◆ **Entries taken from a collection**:
---------------

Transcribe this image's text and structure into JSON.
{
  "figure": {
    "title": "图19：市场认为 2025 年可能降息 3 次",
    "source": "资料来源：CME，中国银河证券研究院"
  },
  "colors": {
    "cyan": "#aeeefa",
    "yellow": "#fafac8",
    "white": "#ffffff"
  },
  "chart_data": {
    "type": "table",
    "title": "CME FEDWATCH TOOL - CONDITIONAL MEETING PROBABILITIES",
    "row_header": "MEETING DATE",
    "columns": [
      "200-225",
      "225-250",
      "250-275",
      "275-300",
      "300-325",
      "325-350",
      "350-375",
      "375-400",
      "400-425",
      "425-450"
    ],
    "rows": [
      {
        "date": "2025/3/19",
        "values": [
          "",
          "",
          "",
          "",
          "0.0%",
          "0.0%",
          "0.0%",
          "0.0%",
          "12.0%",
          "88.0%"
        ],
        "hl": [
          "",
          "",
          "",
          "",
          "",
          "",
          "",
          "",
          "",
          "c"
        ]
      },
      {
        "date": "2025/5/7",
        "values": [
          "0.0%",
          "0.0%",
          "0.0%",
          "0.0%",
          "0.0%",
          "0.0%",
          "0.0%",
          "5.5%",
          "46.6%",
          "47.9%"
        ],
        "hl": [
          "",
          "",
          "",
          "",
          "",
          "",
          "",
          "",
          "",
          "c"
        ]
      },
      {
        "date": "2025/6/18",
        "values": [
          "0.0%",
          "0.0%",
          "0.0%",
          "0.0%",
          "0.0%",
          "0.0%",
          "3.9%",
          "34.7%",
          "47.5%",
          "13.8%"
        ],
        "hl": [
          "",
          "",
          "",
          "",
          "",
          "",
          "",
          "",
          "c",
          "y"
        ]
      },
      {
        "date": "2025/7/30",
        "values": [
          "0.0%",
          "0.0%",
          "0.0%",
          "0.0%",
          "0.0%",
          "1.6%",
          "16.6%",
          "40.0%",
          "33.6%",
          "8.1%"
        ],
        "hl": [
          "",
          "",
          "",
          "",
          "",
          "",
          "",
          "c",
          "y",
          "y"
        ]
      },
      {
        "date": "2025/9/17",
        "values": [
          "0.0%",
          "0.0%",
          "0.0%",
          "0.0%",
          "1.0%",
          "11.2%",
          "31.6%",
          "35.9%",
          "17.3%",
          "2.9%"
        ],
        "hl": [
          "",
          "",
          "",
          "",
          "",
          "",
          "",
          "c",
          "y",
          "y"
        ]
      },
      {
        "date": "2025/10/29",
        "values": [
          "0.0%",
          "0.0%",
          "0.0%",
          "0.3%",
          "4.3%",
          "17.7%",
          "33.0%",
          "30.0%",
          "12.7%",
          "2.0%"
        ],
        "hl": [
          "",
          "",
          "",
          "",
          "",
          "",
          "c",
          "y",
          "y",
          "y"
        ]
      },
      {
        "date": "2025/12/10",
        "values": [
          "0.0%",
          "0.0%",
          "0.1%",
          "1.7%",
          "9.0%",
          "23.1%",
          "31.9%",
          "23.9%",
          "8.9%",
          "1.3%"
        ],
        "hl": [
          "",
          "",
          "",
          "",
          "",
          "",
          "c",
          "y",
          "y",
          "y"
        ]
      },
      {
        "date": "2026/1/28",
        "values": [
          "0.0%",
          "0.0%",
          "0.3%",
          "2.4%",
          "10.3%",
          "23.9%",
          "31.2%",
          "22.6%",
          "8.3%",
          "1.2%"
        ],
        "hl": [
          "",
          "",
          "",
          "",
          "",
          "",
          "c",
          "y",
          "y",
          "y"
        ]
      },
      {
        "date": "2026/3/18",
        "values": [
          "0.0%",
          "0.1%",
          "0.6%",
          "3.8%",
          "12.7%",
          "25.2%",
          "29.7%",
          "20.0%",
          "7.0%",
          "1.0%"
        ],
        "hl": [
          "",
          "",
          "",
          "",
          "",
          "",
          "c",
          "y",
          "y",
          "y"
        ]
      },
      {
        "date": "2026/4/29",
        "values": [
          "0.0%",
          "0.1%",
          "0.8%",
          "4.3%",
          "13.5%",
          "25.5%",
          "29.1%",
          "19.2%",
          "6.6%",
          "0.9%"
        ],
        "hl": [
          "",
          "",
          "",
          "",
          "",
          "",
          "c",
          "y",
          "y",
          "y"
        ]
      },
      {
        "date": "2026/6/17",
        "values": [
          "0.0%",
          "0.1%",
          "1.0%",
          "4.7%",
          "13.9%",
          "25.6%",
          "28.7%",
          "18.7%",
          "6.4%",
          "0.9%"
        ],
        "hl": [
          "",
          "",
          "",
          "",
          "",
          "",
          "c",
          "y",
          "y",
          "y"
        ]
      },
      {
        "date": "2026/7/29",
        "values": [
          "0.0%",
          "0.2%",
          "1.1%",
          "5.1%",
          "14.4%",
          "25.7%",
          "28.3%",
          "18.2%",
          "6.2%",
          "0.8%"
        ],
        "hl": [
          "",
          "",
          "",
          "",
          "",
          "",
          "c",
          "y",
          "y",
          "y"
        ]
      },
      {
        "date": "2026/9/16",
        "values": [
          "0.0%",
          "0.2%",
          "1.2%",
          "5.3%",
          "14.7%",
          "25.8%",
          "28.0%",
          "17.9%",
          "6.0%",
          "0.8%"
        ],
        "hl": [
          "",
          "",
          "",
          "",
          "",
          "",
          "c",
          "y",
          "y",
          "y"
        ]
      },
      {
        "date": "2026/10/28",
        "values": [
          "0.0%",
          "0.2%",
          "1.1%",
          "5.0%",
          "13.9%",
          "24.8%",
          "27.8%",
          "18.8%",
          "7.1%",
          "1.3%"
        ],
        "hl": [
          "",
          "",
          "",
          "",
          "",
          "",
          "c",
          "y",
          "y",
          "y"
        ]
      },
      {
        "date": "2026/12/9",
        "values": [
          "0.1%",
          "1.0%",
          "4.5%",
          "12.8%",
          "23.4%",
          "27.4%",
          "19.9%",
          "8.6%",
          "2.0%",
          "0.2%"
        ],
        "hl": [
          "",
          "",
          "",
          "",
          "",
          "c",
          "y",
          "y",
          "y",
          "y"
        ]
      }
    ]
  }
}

---------------

◆ **WHAT IS BEING ASKED**: The records above should be returned exactly.

◆ **EXERCISE RESPONSE**:
Transcribe this image's text and structure into JSON.
{
  "figure": {
    "title": "图19：市场认为 2025 年可能降息 3 次",
    "source": "资料来源：CME，中国银河证券研究院"
  },
  "colors": {
    "cyan": "#aeeefa",
    "yellow": "#fafac8",
    "white": "#ffffff"
  },
  "chart_data": {
    "type": "table",
    "title": "CME FEDWATCH TOOL - CONDITIONAL MEETING PROBABILITIES",
    "row_header": "MEETING DATE",
    "columns": [
      "200-225",
      "225-250",
      "250-275",
      "275-300",
      "300-325",
      "325-350",
      "350-375",
      "375-400",
      "400-425",
      "425-450"
    ],
    "rows": [
      {
        "date": "2025/3/19",
        "values": [
          "",
          "",
          "",
          "",
          "0.0%",
          "0.0%",
          "0.0%",
          "0.0%",
          "12.0%",
          "88.0%"
        ],
        "hl": [
          "",
          "",
          "",
          "",
          "",
          "",
          "",
          "",
          "",
          "c"
        ]
      },
      {
        "date": "2025/5/7",
        "values": [
          "0.0%",
          "0.0%",
          "0.0%",
          "0.0%",
          "0.0%",
          "0.0%",
          "0.0%",
          "5.5%",
          "46.6%",
          "47.9%"
        ],
        "hl": [
          "",
          "",
          "",
          "",
          "",
          "",
          "",
          "",
          "",
          "c"
        ]
      },
      {
        "date": "2025/6/18",
        "values": [
          "0.0%",
          "0.0%",
          "0.0%",
          "0.0%",
          "0.0%",
          "0.0%",
          "3.9%",
          "34.7%",
          "47.5%",
          "13.8%"
        ],
        "hl": [
          "",
          "",
          "",
          "",
          "",
          "",
          "",
          "",
          "c",
          "y"
        ]
      },
      {
        "date": "2025/7/30",
        "values": [
          "0.0%",
          "0.0%",
          "0.0%",
          "0.0%",
          "0.0%",
          "1.6%",
          "16.6%",
          "40.0%",
          "33.6%",
          "8.1%"
        ],
        "hl": [
          "",
          "",
          "",
          "",
          "",
          "",
          "",
          "c",
          "y",
          "y"
        ]
      },
      {
        "date": "2025/9/17",
        "values": [
          "0.0%",
          "0.0%",
          "0.0%",
          "0.0%",
          "1.0%",
          "11.2%",
          "31.6%",
          "35.9%",
          "17.3%",
          "2.9%"
        ],
        "hl": [
          "",
          "",
          "",
          "",
          "",
          "",
          "",
          "c",
          "y",
          "y"
        ]
      },
      {
        "date": "2025/10/29",
        "values": [
          "0.0%",
          "0.0%",
          "0.0%",
          "0.3%",
          "4.3%",
          "17.7%",
          "33.0%",
          "30.0%",
          "12.7%",
          "2.0%"
        ],
        "hl": [
          "",
          "",
          "",
          "",
          "",
          "",
          "c",
          "y",
          "y",
          "y"
        ]
      },
      {
        "date": "2025/12/10",
        "values": [
          "0.0%",
          "0.0%",
          "0.1%",
          "1.7%",
          "9.0%",
          "23.1%",
          "31.9%",
          "23.9%",
          "8.9%",
          "1.3%"
        ],
        "hl": [
          "",
          "",
          "",
          "",
          "",
          "",
          "c",
          "y",
          "y",
          "y"
        ]
      },
      {
        "date": "2026/1/28",
        "values": [
          "0.0%",
          "0.0%",
          "0.3%",
          "2.4%",
          "10.3%",
          "23.9%",
          "31.2%",
          "22.6%",
          "8.3%",
          "1.2%"
        ],
        "hl": [
          "",
          "",
          "",
          "",
          "",
          "",
          "c",
          "y",
          "y",
          "y"
        ]
      },
      {
        "date": "2026/3/18",
        "values": [
          "0.0%",
          "0.1%",
          "0.6%",
          "3.8%",
          "12.7%",
          "25.2%",
          "29.7%",
          "20.0%",
          "7.0%",
          "1.0%"
        ],
        "hl": [
          "",
          "",
          "",
          "",
          "",
          "",
          "c",
          "y",
          "y",
          "y"
        ]
      },
      {
        "date": "2026/4/29",
        "values": [
          "0.0%",
          "0.1%",
          "0.8%",
          "4.3%",
          "13.5%",
          "25.5%",
          "29.1%",
          "19.2%",
          "6.6%",
          "0.9%"
        ],
        "hl": [
          "",
          "",
          "",
          "",
          "",
          "",
          "c",
          "y",
          "y",
          "y"
        ]
      },
      {
        "date": "2026/6/17",
        "values": [
          "0.0%",
          "0.1%",
          "1.0%",
          "4.7%",
          "13.9%",
          "25.6%",
          "28.7%",
          "18.7%",
          "6.4%",
          "0.9%"
        ],
        "hl": [
          "",
          "",
          "",
          "",
          "",
          "",
          "c",
          "y",
          "y",
          "y"
        ]
      },
      {
        "date": "2026/7/29",
        "values": [
          "0.0%",
          "0.2%",
          "1.1%",
          "5.1%",
          "14.4%",
          "25.7%",
          "28.3%",
          "18.2%",
          "6.2%",
          "0.8%"
        ],
        "hl": [
          "",
          "",
          "",
          "",
          "",
          "",
          "c",
          "y",
          "y",
          "y"
        ]
      },
      {
        "date": "2026/9/16",
        "values": [
          "0.0%",
          "0.2%",
          "1.2%",
          "5.3%",
          "14.7%",
          "25.8%",
          "28.0%",
          "17.9%",
          "6.0%",
          "0.8%"
        ],
        "hl": [
          "",
          "",
          "",
          "",
          "",
          "",
          "c",
          "y",
          "y",
          "y"
        ]
      },
      {
        "date": "2026/10/28",
        "values": [
          "0.0%",
          "0.2%",
          "1.1%",
          "5.0%",
          "13.9%",
          "24.8%",
          "27.8%",
          "18.8%",
          "7.1%",
          "1.3%"
        ],
        "hl": [
          "",
          "",
          "",
          "",
          "",
          "",
          "c",
          "y",
          "y",
          "y"
        ]
      },
      {
        "date": "2026/12/9",
        "values": [
          "0.1%",
          "1.0%",
          "4.5%",
          "12.8%",
          "23.4%",
          "27.4%",
          "19.9%",
          "8.6%",
          "2.0%",
          "0.2%"
        ],
        "hl": [
          "",
          "",
          "",
          "",
          "",
          "c",
          "y",
          "y",
          "y",
          "y"
        ]
      }
    ]
  }
}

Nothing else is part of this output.